■ PASSAGE TO READ ■
Note that the first contribution (i) is not related to the results of the collective ranking. Instead, the remaining three contributions—(ii), (iii) and (iv)—are all related to the collective ranking. In line with the research question behind this study, let us try to identify the aggregation model that produces the most coherent collective ranking, through the maximization of \(b_{k}^{\left( m \right)}\), operating on the three terms concerning the aggregation model: (ii) \(\mathop \sum \nolimits_{i = 1}^{n} \left( {R_{i} r_{i} } \right)\), (iii) \(\mathop \sum \nolimits_{i = 1}^{n} r_{i}^{2}\) and (iv) Tm+1.

Additionally, note that the analytic maximization of Eq. (8) as a function of the \(r_{i}\) values is relatively complex for two reasons: (i) the \(r_{i}\) values are variables defined on a discrete domain; (ii) the \(r_{i}\) values are explicit in some terms (i.e., \(24\left[ {\mathop \sum \nolimits_{i = 1}^{n} \left( {R_{i} r_{i} } \right)} \right]\) and \(12\left( {\mathop \sum \nolimits_{i = 1}^{n} r_{i}^{2} } \right)\)) and implicit in others (i.e., \(W^{\left( m \right)} \left( {m + 1} \right)T_{m + 1}\), where possible ties in the \(r_{i}\) collective ranks affect the \(T_{m + 1}\) term).

In the following subsections, the major terms of Eq. (8) will be analysed separately, although they are closely related. A more rigorous, though laborious, alternative could be performing numerical maximization through Monte Carlo simulations.

3.2.1 Analysis of \(\sum_{{\varvec{i}}=1}^{{\varvec{n}}}\left({{\varvec{R}}}_{{\varvec{i}}}{{\varvec{r}}}_{{\varvec{i}}}\right)\)

■ WORK INSTRUCTIONS ■
a – According to the passage on collective ranking, what more rigorous but laborious alternative could be used in place of analyzing the terms of Eq. (8) separately?
b – Transcribe the passage on collective ranking word for word, starting at "Additionally, note that" and ending at "Monte Carlo simulations.".

[Stored entries]
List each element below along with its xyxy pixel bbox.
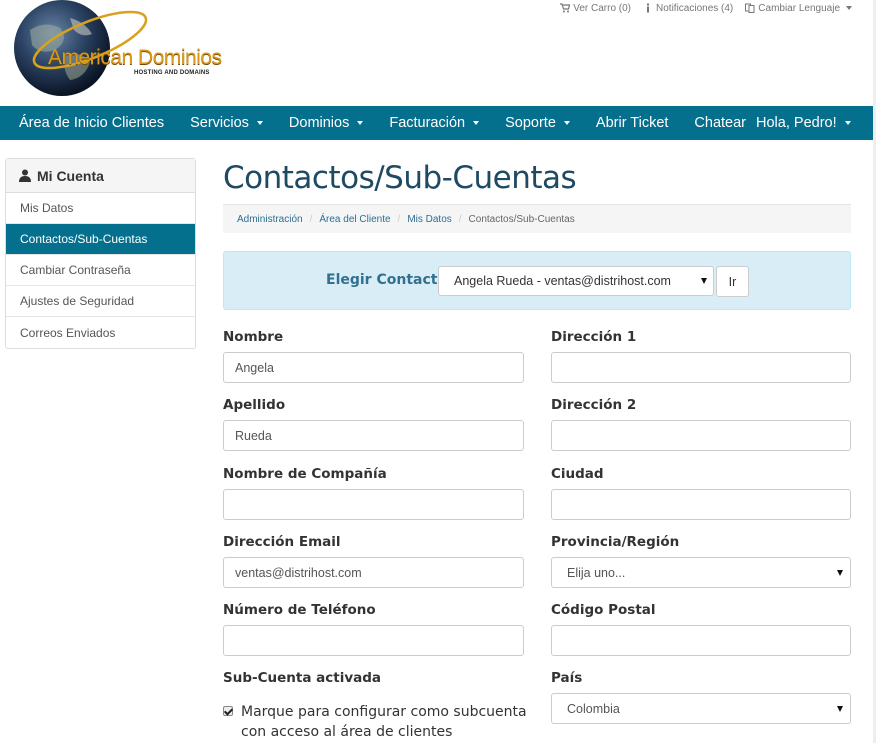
nav-services[interactable]: Servicios [190, 106, 263, 140]
nav-support[interactable]: Soporte [505, 106, 570, 140]
site-logo[interactable]: American Dominios HOSTING AND DOMAINS [10, 0, 222, 100]
direccion2-label: Dirección 2 [551, 397, 637, 413]
sidebar-item-cambiar-contrasena[interactable]: Cambiar Contraseña [6, 255, 195, 286]
chevron-down-icon [844, 121, 851, 125]
codigo-postal-field[interactable] [551, 625, 851, 656]
chevron-down-icon [563, 121, 570, 125]
telefono-label: Número de Teléfono [223, 602, 376, 618]
logo-subtitle: HOSTING AND DOMAINS [134, 70, 210, 76]
cart-label: Ver Carro (0) [573, 2, 632, 14]
choose-contact-label: Elegir Contacto [326, 272, 448, 288]
notifications-link[interactable]: Notificaciones (4) [643, 0, 733, 16]
sidebar-header: Mi Cuenta [6, 159, 195, 193]
ciudad-label: Ciudad [551, 466, 604, 482]
breadcrumb-current: Contactos/Sub-Cuentas [468, 213, 575, 225]
nav-domains[interactable]: Dominios [288, 106, 364, 140]
nav-open-ticket[interactable]: Abrir Ticket [596, 106, 669, 140]
nav-label: Área de Inicio Clientes [19, 115, 165, 131]
nav-label: Facturación [389, 115, 466, 131]
top-utility-bar: Ver Carro (0) Notificaciones (4) Cambiar… [560, 0, 852, 16]
subaccount-checkbox-label: Marque para configurar como subcuenta co… [241, 704, 527, 740]
email-value: ventas@distrihost.com [235, 565, 362, 580]
nav-label: Dominios [288, 115, 350, 131]
provincia-label: Provincia/Región [551, 534, 680, 550]
sidebar-item-correos[interactable]: Correos Enviados [6, 317, 195, 348]
apellido-value: Rueda [235, 428, 272, 443]
nav-label: Chatear [694, 115, 747, 131]
chevron-down-icon [846, 6, 852, 10]
direccion1-field[interactable] [551, 352, 851, 383]
logo-title: American Dominios [48, 46, 222, 69]
pais-value: Colombia [567, 701, 620, 716]
language-icon [745, 3, 755, 13]
pais-select[interactable]: Colombia [551, 693, 851, 724]
sidebar-item-label: Correos Enviados [20, 325, 116, 340]
user-greeting: Hola, Pedro! [756, 115, 837, 131]
go-button[interactable]: Ir [716, 266, 749, 297]
nav-label: Abrir Ticket [595, 115, 669, 131]
nombre-field[interactable]: Angela [223, 352, 524, 383]
subcuenta-label: Sub-Cuenta activada [223, 670, 382, 686]
contact-select-value: Angela Rueda - ventas@distrihost.com [454, 274, 671, 288]
sidebar-item-label: Mis Datos [20, 201, 74, 215]
sidebar-item-seguridad[interactable]: Ajustes de Seguridad [6, 286, 195, 317]
provincia-select[interactable]: Elija uno... [551, 557, 851, 588]
breadcrumb-separator: / [397, 213, 401, 225]
breadcrumb-admin[interactable]: Administración [237, 214, 303, 225]
dropdown-arrow-icon [837, 706, 843, 712]
account-sidebar: Mi Cuenta Mis Datos Contactos/Sub-Cuenta… [5, 158, 196, 349]
breadcrumb-client-area[interactable]: Área del Cliente [319, 214, 390, 225]
nav-label: Soporte [505, 115, 556, 131]
language-label: Cambiar Lenguaje [758, 2, 840, 14]
chevron-down-icon [473, 121, 480, 125]
user-icon [19, 169, 31, 182]
choose-contact-panel: Elegir Contacto Angela Rueda - ventas@di… [223, 251, 851, 310]
breadcrumb-mis-datos[interactable]: Mis Datos [407, 214, 451, 225]
notifications-label: Notificaciones (4) [656, 2, 734, 14]
codigo-postal-label: Código Postal [551, 602, 656, 618]
nombre-label: Nombre [223, 329, 284, 345]
dropdown-arrow-icon [701, 278, 707, 284]
telefono-field[interactable] [223, 625, 524, 656]
chevron-down-icon [256, 121, 263, 125]
direccion1-label: Dirección 1 [551, 329, 637, 345]
sidebar-item-label: Cambiar Contraseña [20, 263, 131, 277]
dropdown-arrow-icon [837, 570, 843, 576]
compania-label: Nombre de Compañía [223, 466, 387, 482]
sidebar-item-label: Contactos/Sub-Cuentas [20, 232, 148, 246]
sidebar-item-contactos[interactable]: Contactos/Sub-Cuentas [6, 224, 195, 255]
nav-client-area[interactable]: Área de Inicio Clientes [19, 106, 164, 140]
apellido-field[interactable]: Rueda [223, 420, 524, 451]
compania-field[interactable] [223, 489, 524, 520]
breadcrumb-separator: / [309, 213, 313, 225]
chevron-down-icon [357, 121, 364, 125]
main-navbar: Área de Inicio Clientes Servicios Domini… [0, 106, 876, 140]
nav-user-menu[interactable]: Hola, Pedro! [756, 106, 851, 140]
cart-link[interactable]: Ver Carro (0) [560, 0, 631, 16]
breadcrumb-separator: / [458, 213, 462, 225]
sidebar-item-label: Ajustes de Seguridad [20, 294, 135, 308]
ciudad-field[interactable] [551, 489, 851, 520]
language-link[interactable]: Cambiar Lenguaje [745, 0, 852, 16]
cart-icon [560, 3, 571, 13]
provincia-value: Elija uno... [567, 565, 626, 580]
sidebar-item-mis-datos[interactable]: Mis Datos [6, 193, 195, 224]
subaccount-checkbox[interactable] [223, 706, 233, 716]
pais-label: País [551, 670, 583, 686]
page-title: Contactos/Sub-Cuentas [223, 160, 577, 196]
info-icon [647, 3, 650, 13]
nav-label: Servicios [190, 115, 249, 131]
email-label: Dirección Email [223, 534, 341, 550]
contact-select[interactable]: Angela Rueda - ventas@distrihost.com [438, 266, 714, 296]
apellido-label: Apellido [223, 397, 286, 413]
email-field[interactable]: ventas@distrihost.com [223, 557, 524, 588]
nombre-value: Angela [235, 360, 274, 375]
sidebar-title: Mi Cuenta [37, 167, 104, 184]
breadcrumb: Administración / Área del Cliente / Mis … [223, 204, 851, 233]
nav-billing[interactable]: Facturación [389, 106, 480, 140]
nav-chat[interactable]: Chatear [694, 106, 746, 140]
direccion2-field[interactable] [551, 420, 851, 451]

■ EXPECTED RESPONSES ■
a – Performing numerical maximization through Monte Carlo simulations.

b –
Additionally, note that the analytic maximization of Eq. (8) as a function of the \(r_{i}\) values is relatively complex for two reasons: (i) the \(r_{i}\) values are variables defined on a discrete domain; (ii) the \(r_{i}\) values are explicit in some terms (i.e., \(24\left[ {\mathop \sum \nolimits_{i = 1}^{n} \left( {R_{i} r_{i} } \right)} \right]\) and \(12\left( {\mathop \sum \nolimits_{i = 1}^{n} r_{i}^{2} } \right)\)) and implicit in others (i.e., \(W^{\left( m \right)} \left( {m + 1} \right)T_{m + 1}\), where possible ties in the \(r_{i}\) collective ranks affect the \(T_{m + 1}\) term).

In the following subsections, the major terms of Eq. (8) will be analysed separately, although they are closely related. A more rigorous, though laborious, alternative could be performing numerical maximization through Monte Carlo simulations.